■ **REQUIRED TASK**:
Return every line of the listing below without changing a character, and leave out any pictures.

■ **SOURCE DATA**:
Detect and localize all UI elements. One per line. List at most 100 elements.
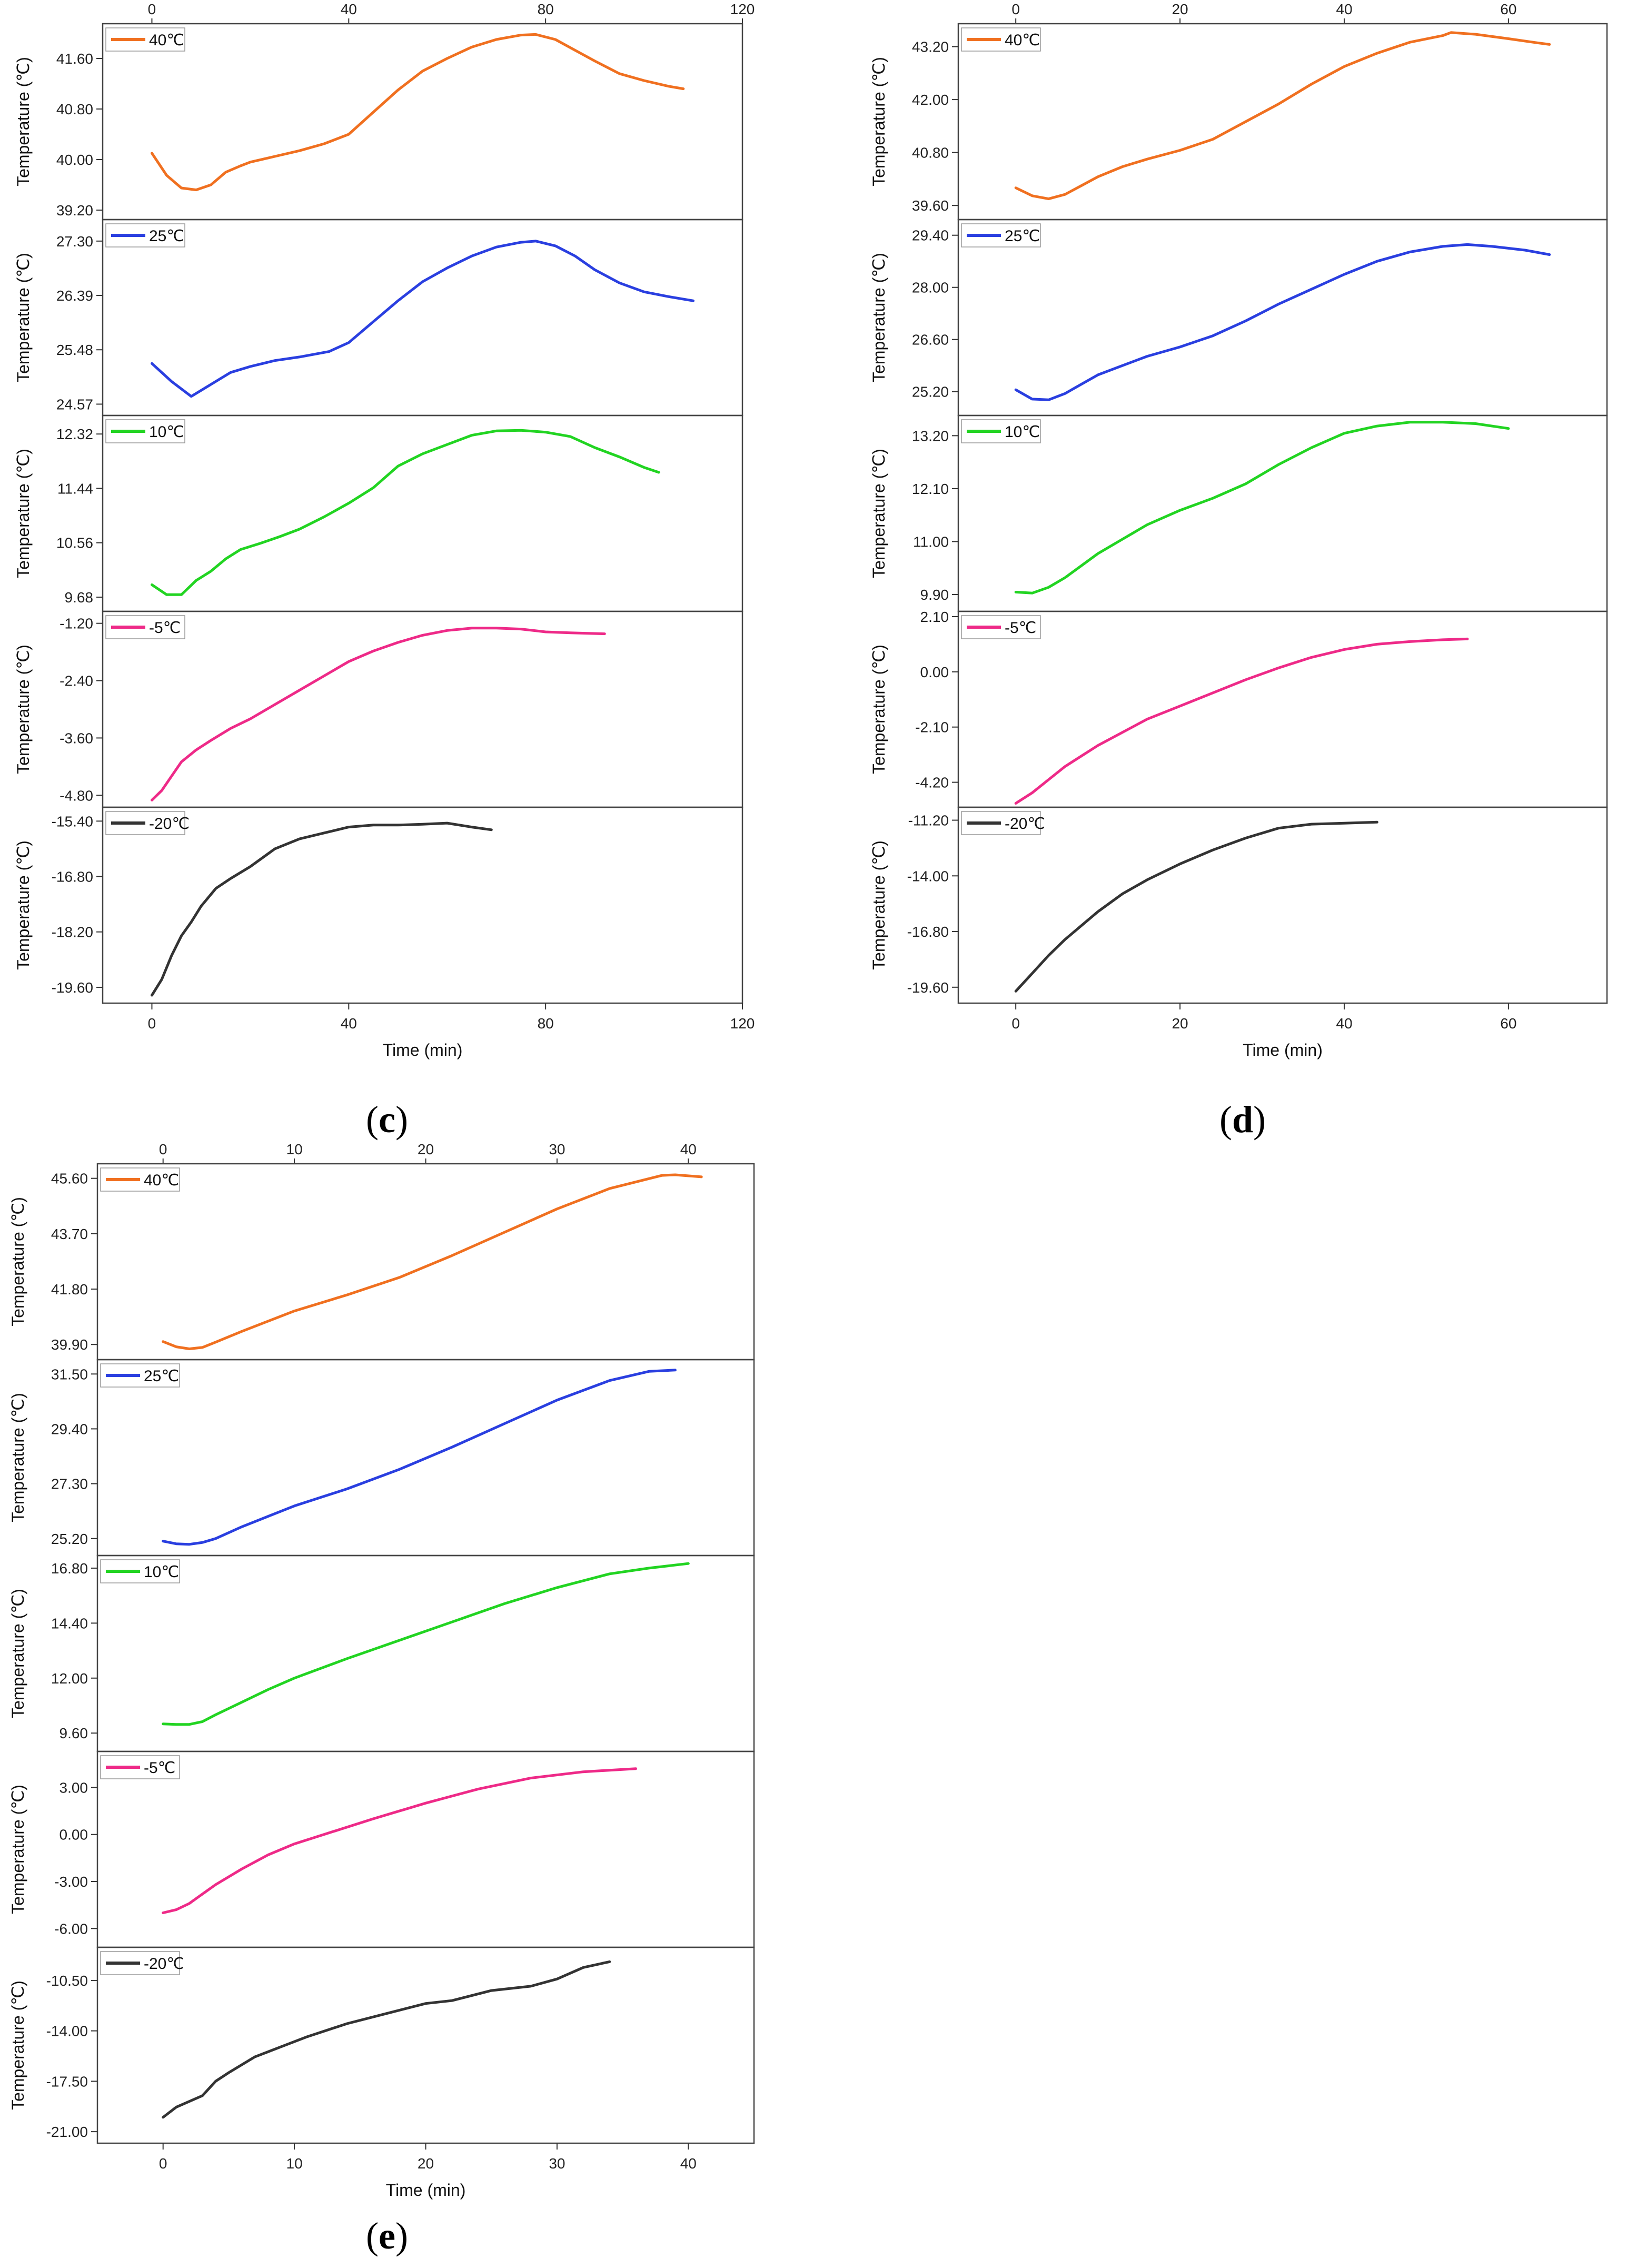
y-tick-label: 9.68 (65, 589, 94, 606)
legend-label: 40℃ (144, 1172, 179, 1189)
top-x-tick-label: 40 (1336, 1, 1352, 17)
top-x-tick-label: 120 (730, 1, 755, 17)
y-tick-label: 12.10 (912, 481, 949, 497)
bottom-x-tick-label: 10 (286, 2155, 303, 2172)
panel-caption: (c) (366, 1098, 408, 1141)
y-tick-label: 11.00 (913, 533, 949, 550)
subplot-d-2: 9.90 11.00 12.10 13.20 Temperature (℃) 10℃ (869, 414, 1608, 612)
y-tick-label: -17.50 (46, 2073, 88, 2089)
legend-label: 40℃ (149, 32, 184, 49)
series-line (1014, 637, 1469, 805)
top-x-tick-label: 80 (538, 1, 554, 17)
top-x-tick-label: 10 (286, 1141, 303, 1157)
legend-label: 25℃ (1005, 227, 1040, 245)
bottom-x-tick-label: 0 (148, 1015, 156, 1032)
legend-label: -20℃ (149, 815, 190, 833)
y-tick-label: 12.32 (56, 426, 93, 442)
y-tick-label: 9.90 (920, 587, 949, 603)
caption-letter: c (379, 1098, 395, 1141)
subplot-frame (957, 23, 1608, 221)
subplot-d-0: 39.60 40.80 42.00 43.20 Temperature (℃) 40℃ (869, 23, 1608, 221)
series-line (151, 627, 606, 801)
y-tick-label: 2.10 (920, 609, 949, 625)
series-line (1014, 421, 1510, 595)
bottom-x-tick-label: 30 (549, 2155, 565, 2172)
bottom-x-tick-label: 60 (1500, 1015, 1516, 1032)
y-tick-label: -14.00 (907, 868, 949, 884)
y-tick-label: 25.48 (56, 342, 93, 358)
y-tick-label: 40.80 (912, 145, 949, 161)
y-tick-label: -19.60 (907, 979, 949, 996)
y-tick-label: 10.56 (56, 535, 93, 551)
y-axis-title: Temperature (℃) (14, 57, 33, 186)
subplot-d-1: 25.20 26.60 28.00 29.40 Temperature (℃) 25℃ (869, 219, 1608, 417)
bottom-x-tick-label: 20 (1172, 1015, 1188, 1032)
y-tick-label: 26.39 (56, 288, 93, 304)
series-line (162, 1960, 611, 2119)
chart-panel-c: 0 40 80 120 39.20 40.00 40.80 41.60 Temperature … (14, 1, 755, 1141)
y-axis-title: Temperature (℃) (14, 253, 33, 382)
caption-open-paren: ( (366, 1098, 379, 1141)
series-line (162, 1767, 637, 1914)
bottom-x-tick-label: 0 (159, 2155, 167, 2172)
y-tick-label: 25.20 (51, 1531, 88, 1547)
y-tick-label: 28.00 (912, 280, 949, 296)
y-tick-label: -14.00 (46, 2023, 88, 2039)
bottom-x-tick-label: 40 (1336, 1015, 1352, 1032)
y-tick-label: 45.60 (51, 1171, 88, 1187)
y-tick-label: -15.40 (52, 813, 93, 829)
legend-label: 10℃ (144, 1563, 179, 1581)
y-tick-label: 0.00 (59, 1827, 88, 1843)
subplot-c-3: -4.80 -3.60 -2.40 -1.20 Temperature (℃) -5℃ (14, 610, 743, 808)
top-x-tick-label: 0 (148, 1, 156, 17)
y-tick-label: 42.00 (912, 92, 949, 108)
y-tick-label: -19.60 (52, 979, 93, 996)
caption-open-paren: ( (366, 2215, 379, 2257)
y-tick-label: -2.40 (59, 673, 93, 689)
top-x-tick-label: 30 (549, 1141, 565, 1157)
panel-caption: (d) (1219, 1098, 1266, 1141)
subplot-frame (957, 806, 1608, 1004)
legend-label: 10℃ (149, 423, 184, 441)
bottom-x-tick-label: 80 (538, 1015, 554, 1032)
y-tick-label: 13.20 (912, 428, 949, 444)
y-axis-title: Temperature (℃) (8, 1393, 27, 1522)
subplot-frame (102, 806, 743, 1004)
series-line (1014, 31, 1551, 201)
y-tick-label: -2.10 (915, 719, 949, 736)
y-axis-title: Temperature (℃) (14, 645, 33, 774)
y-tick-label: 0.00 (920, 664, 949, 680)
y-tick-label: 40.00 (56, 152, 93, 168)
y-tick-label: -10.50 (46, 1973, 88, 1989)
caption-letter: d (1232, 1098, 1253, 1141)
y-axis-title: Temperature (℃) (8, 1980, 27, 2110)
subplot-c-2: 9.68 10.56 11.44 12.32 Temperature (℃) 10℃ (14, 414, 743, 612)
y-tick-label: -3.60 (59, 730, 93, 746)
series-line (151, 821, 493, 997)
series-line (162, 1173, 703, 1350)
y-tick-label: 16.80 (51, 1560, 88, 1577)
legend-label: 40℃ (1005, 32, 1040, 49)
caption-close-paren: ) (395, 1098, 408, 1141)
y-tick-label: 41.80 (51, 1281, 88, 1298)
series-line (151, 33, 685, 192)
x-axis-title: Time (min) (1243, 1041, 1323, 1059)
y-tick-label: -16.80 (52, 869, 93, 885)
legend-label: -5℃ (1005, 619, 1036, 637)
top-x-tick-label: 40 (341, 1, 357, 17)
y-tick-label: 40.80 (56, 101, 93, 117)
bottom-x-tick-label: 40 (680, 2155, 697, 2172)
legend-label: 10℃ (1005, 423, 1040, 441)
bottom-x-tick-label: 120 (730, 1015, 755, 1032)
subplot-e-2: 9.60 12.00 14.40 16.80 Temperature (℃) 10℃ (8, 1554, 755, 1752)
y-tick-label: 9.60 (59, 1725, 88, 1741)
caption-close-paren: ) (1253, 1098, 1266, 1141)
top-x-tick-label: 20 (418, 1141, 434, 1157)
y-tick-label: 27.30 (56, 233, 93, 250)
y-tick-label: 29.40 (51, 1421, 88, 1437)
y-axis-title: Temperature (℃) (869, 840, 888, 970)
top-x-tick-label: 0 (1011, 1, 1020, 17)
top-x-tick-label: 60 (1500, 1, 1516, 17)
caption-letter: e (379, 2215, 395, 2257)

■ **TASK RESPONSE**:
Detect and localize all UI elements. One per line. List at most 100 elements.
y-tick-label: 9.68 (65, 589, 94, 606)
legend-label: 40℃ (144, 1172, 179, 1189)
top-x-tick-label: 40 (1336, 1, 1352, 17)
top-x-tick-label: 120 (730, 1, 755, 17)
y-tick-label: 12.10 (912, 481, 949, 497)
bottom-x-tick-label: 10 (286, 2155, 303, 2172)
panel-caption: (c) (366, 1098, 408, 1141)
y-tick-label: 11.00 (913, 533, 949, 550)
subplot-d-2: 9.90 11.00 12.10 13.20 Temperature (℃) 10℃ (869, 414, 1608, 612)
y-tick-label: -17.50 (46, 2073, 88, 2089)
legend-label: 40℃ (149, 32, 184, 49)
series-line (1014, 637, 1469, 805)
top-x-tick-label: 80 (538, 1, 554, 17)
top-x-tick-label: 10 (286, 1141, 303, 1157)
legend-label: 25℃ (1005, 227, 1040, 245)
bottom-x-tick-label: 0 (148, 1015, 156, 1032)
legend-label: -20℃ (149, 815, 190, 833)
y-tick-label: 12.32 (56, 426, 93, 442)
y-tick-label: 9.90 (920, 587, 949, 603)
caption-letter: c (379, 1098, 395, 1141)
subplot-frame (957, 23, 1608, 221)
subplot-d-0: 39.60 40.80 42.00 43.20 Temperature (℃) 40℃ (869, 23, 1608, 221)
series-line (151, 627, 606, 801)
y-tick-label: 2.10 (920, 609, 949, 625)
series-line (1014, 421, 1510, 595)
bottom-x-tick-label: 30 (549, 2155, 565, 2172)
bottom-x-tick-label: 60 (1500, 1015, 1516, 1032)
y-tick-label: -14.00 (907, 868, 949, 884)
y-tick-label: 25.48 (56, 342, 93, 358)
y-tick-label: 40.80 (912, 145, 949, 161)
y-tick-label: -19.60 (907, 979, 949, 996)
y-tick-label: 10.56 (56, 535, 93, 551)
y-axis-title: Temperature (℃) (14, 57, 33, 186)
subplot-d-1: 25.20 26.60 28.00 29.40 Temperature (℃) 25℃ (869, 219, 1608, 417)
bottom-x-tick-label: 20 (1172, 1015, 1188, 1032)
y-tick-label: 26.39 (56, 288, 93, 304)
series-line (162, 1960, 611, 2119)
chart-panel-c: 0 40 80 120 39.20 40.00 40.80 41.60 Temperature … (14, 1, 755, 1141)
y-axis-title: Temperature (℃) (14, 253, 33, 382)
caption-open-paren: ( (366, 1098, 379, 1141)
series-line (162, 1767, 637, 1914)
bottom-x-tick-label: 0 (159, 2155, 167, 2172)
y-tick-label: 25.20 (51, 1531, 88, 1547)
y-tick-label: 28.00 (912, 280, 949, 296)
y-tick-label: -14.00 (46, 2023, 88, 2039)
bottom-x-tick-label: 40 (1336, 1015, 1352, 1032)
y-tick-label: 45.60 (51, 1171, 88, 1187)
y-tick-label: -15.40 (52, 813, 93, 829)
legend-label: 10℃ (144, 1563, 179, 1581)
y-tick-label: 0.00 (59, 1827, 88, 1843)
subplot-c-3: -4.80 -3.60 -2.40 -1.20 Temperature (℃) -5℃ (14, 610, 743, 808)
top-x-tick-label: 0 (148, 1, 156, 17)
y-tick-label: 42.00 (912, 92, 949, 108)
y-tick-label: -19.60 (52, 979, 93, 996)
caption-open-paren: ( (366, 2215, 379, 2257)
y-tick-label: -2.40 (59, 673, 93, 689)
top-x-tick-label: 30 (549, 1141, 565, 1157)
panel-caption: (d) (1219, 1098, 1266, 1141)
subplot-frame (957, 806, 1608, 1004)
legend-label: 10℃ (149, 423, 184, 441)
bottom-x-tick-label: 80 (538, 1015, 554, 1032)
y-tick-label: 13.20 (912, 428, 949, 444)
y-axis-title: Temperature (℃) (8, 1393, 27, 1522)
subplot-frame (102, 806, 743, 1004)
series-line (1014, 31, 1551, 201)
y-tick-label: -2.10 (915, 719, 949, 736)
y-axis-title: Temperature (℃) (14, 645, 33, 774)
y-tick-label: 0.00 (920, 664, 949, 680)
y-tick-label: 40.00 (56, 152, 93, 168)
y-tick-label: -10.50 (46, 1973, 88, 1989)
caption-letter: d (1232, 1098, 1253, 1141)
y-axis-title: Temperature (℃) (8, 1980, 27, 2110)
subplot-c-2: 9.68 10.56 11.44 12.32 Temperature (℃) 10℃ (14, 414, 743, 612)
y-tick-label: -3.60 (59, 730, 93, 746)
series-line (151, 821, 493, 997)
series-line (162, 1173, 703, 1350)
y-tick-label: 16.80 (51, 1560, 88, 1577)
legend-label: 40℃ (1005, 32, 1040, 49)
caption-close-paren: ) (395, 1098, 408, 1141)
y-tick-label: 41.80 (51, 1281, 88, 1298)
series-line (151, 33, 685, 192)
x-axis-title: Time (min) (1243, 1041, 1323, 1059)
y-tick-label: -16.80 (52, 869, 93, 885)
legend-label: -5℃ (1005, 619, 1036, 637)
top-x-tick-label: 40 (341, 1, 357, 17)
y-tick-label: 40.80 (56, 101, 93, 117)
bottom-x-tick-label: 40 (680, 2155, 697, 2172)
legend-label: 10℃ (1005, 423, 1040, 441)
bottom-x-tick-label: 120 (730, 1015, 755, 1032)
subplot-e-2: 9.60 12.00 14.40 16.80 Temperature (℃) 10℃ (8, 1554, 755, 1752)
y-tick-label: 9.60 (59, 1725, 88, 1741)
caption-close-paren: ) (1253, 1098, 1266, 1141)
top-x-tick-label: 20 (418, 1141, 434, 1157)
y-tick-label: 27.30 (56, 233, 93, 250)
y-tick-label: 29.40 (51, 1421, 88, 1437)
y-axis-title: Temperature (℃) (869, 840, 888, 970)
top-x-tick-label: 0 (1011, 1, 1020, 17)
top-x-tick-label: 60 (1500, 1, 1516, 17)
caption-letter: e (379, 2215, 395, 2257)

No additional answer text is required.